→ **Required task**: Put the stretch of the listing from the line containing "Where is each" through the line containing "poem-line: E fu" into a Markdown table with the columns No. and Entry, numbering each row and skipping blank lines.

→ **Source data**:
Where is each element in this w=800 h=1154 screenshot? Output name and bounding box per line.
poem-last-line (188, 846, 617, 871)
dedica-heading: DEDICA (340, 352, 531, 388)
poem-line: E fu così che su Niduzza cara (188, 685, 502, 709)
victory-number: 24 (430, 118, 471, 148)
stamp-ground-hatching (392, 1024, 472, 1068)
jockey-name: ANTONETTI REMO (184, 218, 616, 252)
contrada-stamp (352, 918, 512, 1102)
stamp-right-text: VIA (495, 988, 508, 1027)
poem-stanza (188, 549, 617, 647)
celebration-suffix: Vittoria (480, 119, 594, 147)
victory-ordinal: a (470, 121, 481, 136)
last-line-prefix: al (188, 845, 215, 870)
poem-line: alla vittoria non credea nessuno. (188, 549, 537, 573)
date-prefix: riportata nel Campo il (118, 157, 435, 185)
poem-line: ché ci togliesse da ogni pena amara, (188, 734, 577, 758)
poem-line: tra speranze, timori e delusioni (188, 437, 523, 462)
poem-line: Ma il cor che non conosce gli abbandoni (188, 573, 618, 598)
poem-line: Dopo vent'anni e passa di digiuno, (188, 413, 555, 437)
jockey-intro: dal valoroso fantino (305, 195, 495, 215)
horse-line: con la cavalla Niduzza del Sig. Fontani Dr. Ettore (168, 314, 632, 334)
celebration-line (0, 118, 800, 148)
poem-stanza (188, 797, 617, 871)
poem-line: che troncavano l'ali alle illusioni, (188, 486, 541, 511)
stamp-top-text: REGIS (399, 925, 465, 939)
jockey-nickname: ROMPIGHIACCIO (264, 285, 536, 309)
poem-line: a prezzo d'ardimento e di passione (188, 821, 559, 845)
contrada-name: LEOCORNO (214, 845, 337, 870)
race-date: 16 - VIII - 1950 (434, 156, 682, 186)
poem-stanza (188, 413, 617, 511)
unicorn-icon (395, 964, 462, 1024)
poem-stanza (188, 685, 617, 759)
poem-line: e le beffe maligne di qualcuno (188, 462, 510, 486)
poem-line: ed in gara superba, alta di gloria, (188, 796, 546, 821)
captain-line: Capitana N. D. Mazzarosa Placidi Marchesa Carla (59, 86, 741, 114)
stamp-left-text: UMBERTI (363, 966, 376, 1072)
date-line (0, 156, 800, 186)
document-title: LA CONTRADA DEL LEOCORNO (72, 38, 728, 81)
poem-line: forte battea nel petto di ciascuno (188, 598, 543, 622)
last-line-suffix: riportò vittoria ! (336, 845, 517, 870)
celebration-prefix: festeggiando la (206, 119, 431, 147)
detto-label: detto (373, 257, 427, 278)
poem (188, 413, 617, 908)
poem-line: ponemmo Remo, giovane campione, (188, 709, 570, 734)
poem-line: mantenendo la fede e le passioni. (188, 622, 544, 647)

* * *

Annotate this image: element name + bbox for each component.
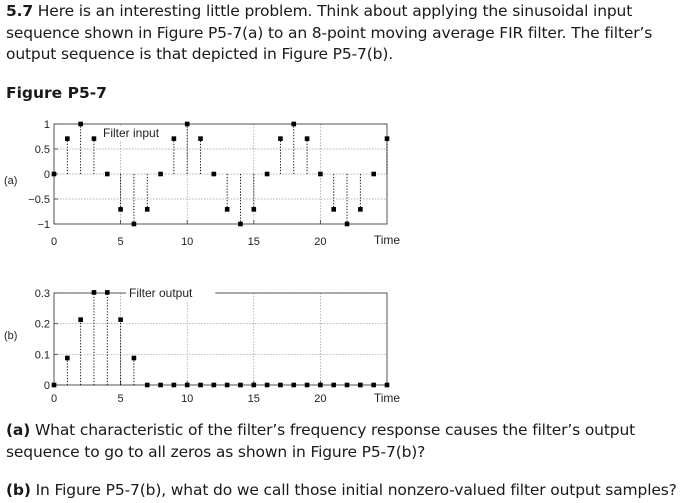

* * *

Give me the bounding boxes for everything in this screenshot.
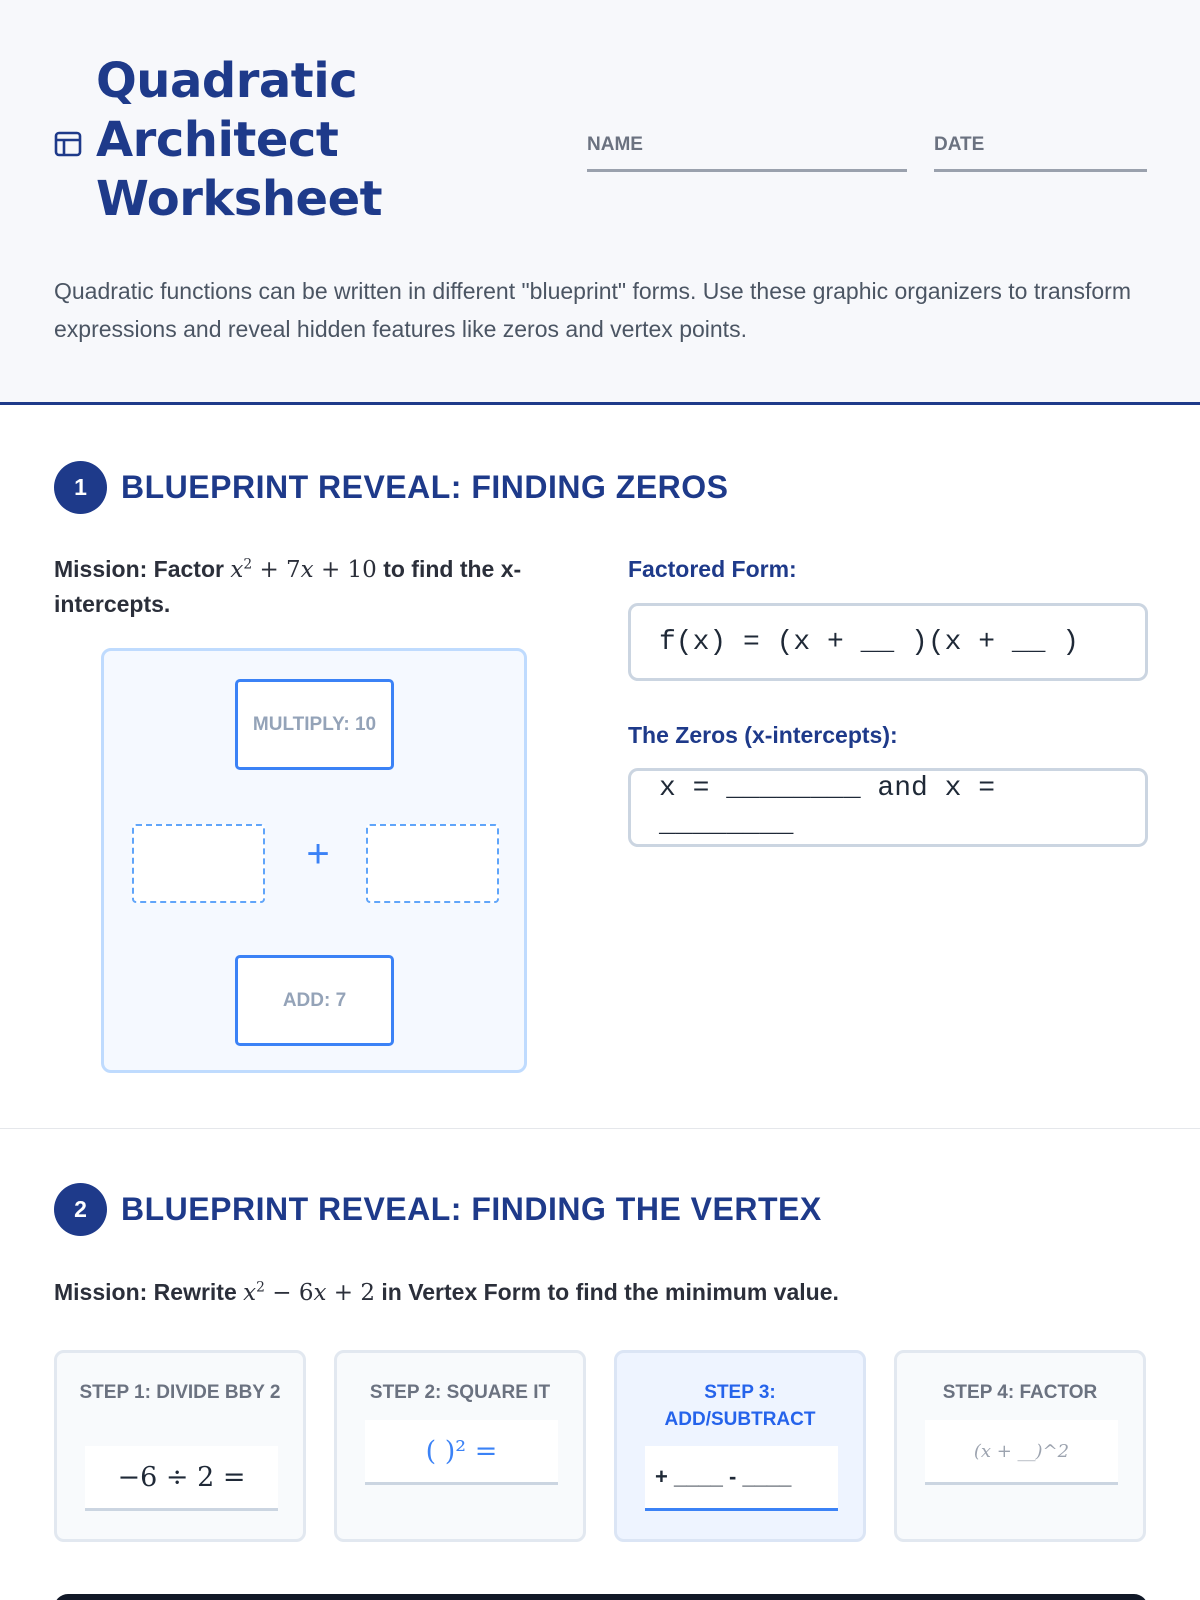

→ **Output below**:
| No. | Entry |
|---|---|
| 1 | Where is each element in this w=800 h=1154 screenshot? Output name and bounding box per line. |
| 2 | poem-last-line (188, 846, 617, 871) |
| 3 | dedica-heading: DEDICA (340, 352, 531, 388) |
| 4 | poem-line: E fu così che su Niduzza cara (188, 685, 502, 709) |